▶ _Requirements_: Leave out the pictures and repeat the rest of the material exactly.

··· Records for this exercise

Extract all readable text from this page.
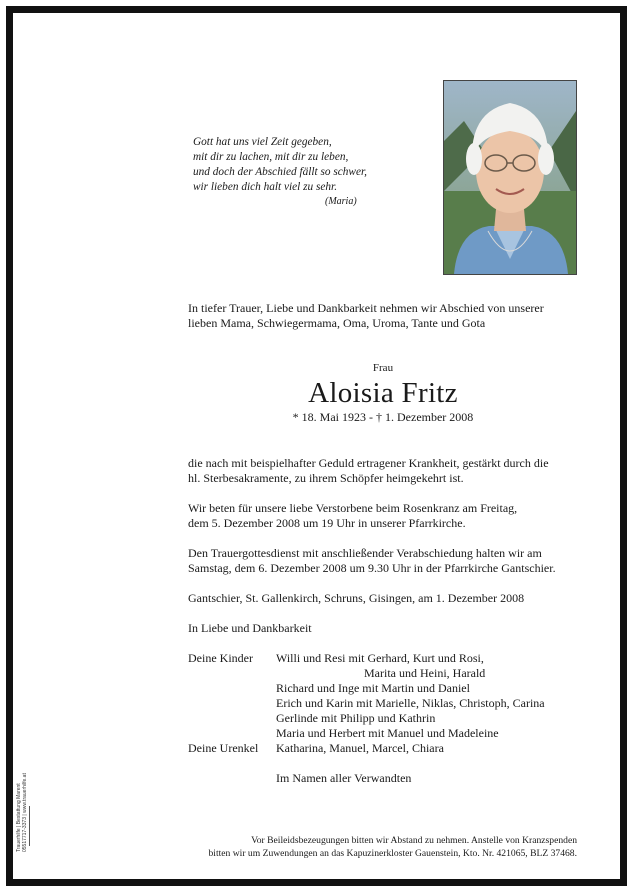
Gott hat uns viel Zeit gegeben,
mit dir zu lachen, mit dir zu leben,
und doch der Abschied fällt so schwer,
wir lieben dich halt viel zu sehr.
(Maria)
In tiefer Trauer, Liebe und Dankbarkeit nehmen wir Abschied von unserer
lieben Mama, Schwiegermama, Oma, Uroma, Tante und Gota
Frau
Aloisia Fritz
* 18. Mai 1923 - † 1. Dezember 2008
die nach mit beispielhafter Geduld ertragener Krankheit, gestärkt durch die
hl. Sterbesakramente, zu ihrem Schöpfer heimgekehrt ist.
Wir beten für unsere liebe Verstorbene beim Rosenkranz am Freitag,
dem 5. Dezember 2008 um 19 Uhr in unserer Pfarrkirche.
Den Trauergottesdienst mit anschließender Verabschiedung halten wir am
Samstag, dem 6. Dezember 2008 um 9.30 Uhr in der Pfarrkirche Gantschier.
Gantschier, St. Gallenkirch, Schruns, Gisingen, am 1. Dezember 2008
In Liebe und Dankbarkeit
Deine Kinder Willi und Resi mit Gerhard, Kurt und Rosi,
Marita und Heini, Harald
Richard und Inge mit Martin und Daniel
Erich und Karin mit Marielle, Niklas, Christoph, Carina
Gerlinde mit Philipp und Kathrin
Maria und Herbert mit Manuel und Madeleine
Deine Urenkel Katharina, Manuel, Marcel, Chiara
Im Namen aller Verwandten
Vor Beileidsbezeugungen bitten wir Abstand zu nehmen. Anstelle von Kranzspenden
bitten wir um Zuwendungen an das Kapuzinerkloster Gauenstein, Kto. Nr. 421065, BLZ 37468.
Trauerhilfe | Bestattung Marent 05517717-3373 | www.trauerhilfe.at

······

▶ _Answer in full_:
Extract all readable text from this page.
Gott hat uns viel Zeit gegeben,
mit dir zu lachen, mit dir zu leben,
und doch der Abschied fällt so schwer,
wir lieben dich halt viel zu sehr.
(Maria)
In tiefer Trauer, Liebe und Dankbarkeit nehmen wir Abschied von unserer
lieben Mama, Schwiegermama, Oma, Uroma, Tante und Gota
Frau
Aloisia Fritz
* 18. Mai 1923 - † 1. Dezember 2008
die nach mit beispielhafter Geduld ertragener Krankheit, gestärkt durch die
hl. Sterbesakramente, zu ihrem Schöpfer heimgekehrt ist.
Wir beten für unsere liebe Verstorbene beim Rosenkranz am Freitag,
dem 5. Dezember 2008 um 19 Uhr in unserer Pfarrkirche.
Den Trauergottesdienst mit anschließender Verabschiedung halten wir am
Samstag, dem 6. Dezember 2008 um 9.30 Uhr in der Pfarrkirche Gantschier.
Gantschier, St. Gallenkirch, Schruns, Gisingen, am 1. Dezember 2008
In Liebe und Dankbarkeit
Deine Kinder Willi und Resi mit Gerhard, Kurt und Rosi,
Marita und Heini, Harald
Richard und Inge mit Martin und Daniel
Erich und Karin mit Marielle, Niklas, Christoph, Carina
Gerlinde mit Philipp und Kathrin
Maria und Herbert mit Manuel und Madeleine
Deine Urenkel Katharina, Manuel, Marcel, Chiara
Im Namen aller Verwandten
Vor Beileidsbezeugungen bitten wir Abstand zu nehmen. Anstelle von Kranzspenden
bitten wir um Zuwendungen an das Kapuzinerkloster Gauenstein, Kto. Nr. 421065, BLZ 37468.
Trauerhilfe | Bestattung Marent 05517717-3373 | www.trauerhilfe.at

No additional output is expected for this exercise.